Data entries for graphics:
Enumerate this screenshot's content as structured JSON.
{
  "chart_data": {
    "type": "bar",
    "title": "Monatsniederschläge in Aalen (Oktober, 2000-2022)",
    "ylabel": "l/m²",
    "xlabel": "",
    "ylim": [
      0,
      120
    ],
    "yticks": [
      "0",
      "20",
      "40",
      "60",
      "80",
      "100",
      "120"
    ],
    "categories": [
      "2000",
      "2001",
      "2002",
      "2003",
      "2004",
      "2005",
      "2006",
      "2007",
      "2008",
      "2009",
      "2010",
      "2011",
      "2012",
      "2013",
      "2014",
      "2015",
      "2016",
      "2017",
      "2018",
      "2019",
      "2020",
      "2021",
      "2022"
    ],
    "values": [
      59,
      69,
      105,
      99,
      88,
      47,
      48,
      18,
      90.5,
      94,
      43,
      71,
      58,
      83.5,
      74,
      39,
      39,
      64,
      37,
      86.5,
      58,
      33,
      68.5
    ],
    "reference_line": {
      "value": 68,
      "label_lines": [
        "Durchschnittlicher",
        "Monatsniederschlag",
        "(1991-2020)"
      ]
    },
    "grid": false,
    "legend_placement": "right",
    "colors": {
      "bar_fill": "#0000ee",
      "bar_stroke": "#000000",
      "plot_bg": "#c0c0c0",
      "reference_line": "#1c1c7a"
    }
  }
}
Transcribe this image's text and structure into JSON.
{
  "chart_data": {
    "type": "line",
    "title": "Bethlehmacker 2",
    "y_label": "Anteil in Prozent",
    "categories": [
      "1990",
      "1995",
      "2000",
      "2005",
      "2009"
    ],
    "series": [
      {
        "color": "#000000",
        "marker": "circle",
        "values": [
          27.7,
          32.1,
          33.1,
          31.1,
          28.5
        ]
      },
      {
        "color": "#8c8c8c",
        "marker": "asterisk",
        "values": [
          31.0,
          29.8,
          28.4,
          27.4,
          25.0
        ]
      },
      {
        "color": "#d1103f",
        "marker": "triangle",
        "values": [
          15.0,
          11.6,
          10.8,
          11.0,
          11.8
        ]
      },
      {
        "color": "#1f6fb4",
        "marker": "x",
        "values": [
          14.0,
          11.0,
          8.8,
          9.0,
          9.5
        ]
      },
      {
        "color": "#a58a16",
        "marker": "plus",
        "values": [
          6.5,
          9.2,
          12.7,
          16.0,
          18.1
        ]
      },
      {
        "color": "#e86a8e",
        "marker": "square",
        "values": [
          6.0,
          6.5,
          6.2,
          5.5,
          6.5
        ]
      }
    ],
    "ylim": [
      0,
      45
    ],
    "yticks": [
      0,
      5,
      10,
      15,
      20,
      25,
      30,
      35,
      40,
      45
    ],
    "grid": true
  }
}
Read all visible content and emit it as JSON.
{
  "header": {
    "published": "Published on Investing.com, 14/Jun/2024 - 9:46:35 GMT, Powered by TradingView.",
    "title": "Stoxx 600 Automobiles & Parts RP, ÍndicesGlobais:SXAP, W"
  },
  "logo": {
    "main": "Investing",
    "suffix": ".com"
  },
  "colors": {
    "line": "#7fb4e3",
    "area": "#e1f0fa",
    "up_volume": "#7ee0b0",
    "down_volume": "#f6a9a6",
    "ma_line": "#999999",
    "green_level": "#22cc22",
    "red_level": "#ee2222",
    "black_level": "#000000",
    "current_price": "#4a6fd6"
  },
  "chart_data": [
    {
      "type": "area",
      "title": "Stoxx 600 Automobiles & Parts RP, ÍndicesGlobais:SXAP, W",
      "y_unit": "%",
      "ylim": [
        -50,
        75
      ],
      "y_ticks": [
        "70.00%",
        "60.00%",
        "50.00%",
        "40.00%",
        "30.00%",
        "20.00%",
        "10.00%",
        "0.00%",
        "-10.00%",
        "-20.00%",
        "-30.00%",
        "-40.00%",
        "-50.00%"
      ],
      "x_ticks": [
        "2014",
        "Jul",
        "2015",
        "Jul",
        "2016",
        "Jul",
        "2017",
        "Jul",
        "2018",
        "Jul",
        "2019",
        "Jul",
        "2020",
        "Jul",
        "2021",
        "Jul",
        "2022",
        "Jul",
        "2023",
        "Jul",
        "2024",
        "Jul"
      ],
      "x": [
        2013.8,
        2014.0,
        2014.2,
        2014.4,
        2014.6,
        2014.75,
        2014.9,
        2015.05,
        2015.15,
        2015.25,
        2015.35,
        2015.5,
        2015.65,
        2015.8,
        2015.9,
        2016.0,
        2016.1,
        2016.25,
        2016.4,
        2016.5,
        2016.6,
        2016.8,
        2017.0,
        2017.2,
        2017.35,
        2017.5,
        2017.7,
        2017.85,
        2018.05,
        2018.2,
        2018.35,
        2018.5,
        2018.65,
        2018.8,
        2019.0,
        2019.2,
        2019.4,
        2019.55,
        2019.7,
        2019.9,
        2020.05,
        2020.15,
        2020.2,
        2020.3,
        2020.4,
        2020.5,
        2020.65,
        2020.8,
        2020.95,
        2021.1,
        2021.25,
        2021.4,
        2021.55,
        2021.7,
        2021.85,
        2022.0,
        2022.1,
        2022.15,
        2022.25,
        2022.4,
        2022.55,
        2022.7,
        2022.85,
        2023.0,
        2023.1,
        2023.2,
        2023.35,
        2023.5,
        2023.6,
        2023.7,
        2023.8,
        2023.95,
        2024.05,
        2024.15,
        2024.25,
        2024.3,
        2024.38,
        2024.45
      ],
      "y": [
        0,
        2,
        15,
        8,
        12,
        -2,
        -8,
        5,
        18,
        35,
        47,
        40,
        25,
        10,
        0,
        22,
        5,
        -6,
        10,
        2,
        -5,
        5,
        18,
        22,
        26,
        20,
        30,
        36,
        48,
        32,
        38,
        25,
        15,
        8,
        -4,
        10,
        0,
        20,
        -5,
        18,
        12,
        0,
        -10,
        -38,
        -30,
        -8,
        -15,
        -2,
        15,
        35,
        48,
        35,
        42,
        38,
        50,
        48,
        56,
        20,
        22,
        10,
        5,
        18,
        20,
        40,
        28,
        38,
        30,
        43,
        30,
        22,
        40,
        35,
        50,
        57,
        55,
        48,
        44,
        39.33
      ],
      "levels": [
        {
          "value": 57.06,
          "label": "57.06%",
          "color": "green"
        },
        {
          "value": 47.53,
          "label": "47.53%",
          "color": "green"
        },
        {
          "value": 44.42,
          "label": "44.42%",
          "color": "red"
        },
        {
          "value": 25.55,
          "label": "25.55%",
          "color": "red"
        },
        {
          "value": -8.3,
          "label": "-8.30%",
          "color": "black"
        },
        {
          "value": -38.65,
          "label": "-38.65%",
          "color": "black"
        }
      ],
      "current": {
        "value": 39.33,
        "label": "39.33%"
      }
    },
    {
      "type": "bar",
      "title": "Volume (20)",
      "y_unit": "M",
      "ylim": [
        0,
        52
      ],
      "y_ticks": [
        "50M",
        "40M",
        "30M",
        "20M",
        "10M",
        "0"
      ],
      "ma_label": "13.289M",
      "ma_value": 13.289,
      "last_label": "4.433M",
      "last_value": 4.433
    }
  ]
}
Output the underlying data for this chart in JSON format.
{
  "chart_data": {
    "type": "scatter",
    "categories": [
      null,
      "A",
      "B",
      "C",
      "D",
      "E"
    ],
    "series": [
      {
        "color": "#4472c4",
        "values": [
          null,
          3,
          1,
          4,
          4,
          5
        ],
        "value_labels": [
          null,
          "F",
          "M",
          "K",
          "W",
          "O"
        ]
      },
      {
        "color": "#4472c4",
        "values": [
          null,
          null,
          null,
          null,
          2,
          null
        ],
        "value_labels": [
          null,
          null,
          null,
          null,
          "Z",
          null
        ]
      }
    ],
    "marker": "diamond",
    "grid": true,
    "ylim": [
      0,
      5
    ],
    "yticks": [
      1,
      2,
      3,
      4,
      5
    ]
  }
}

◆ What is being asked: Every line from the one containing "Output the underlying" through the end of the data must be repeated exactly, and no other line.

◆ Solution below:
Output the underlying data for this chart in JSON format.
{
  "chart_data": {
    "type": "scatter",
    "categories": [
      null,
      "A",
      "B",
      "C",
      "D",
      "E"
    ],
    "series": [
      {
        "color": "#4472c4",
        "values": [
          null,
          3,
          1,
          4,
          4,
          5
        ],
        "value_labels": [
          null,
          "F",
          "M",
          "K",
          "W",
          "O"
        ]
      },
      {
        "color": "#4472c4",
        "values": [
          null,
          null,
          null,
          null,
          2,
          null
        ],
        "value_labels": [
          null,
          null,
          null,
          null,
          "Z",
          null
        ]
      }
    ],
    "marker": "diamond",
    "grid": true,
    "ylim": [
      0,
      5
    ],
    "yticks": [
      1,
      2,
      3,
      4,
      5
    ]
  }
}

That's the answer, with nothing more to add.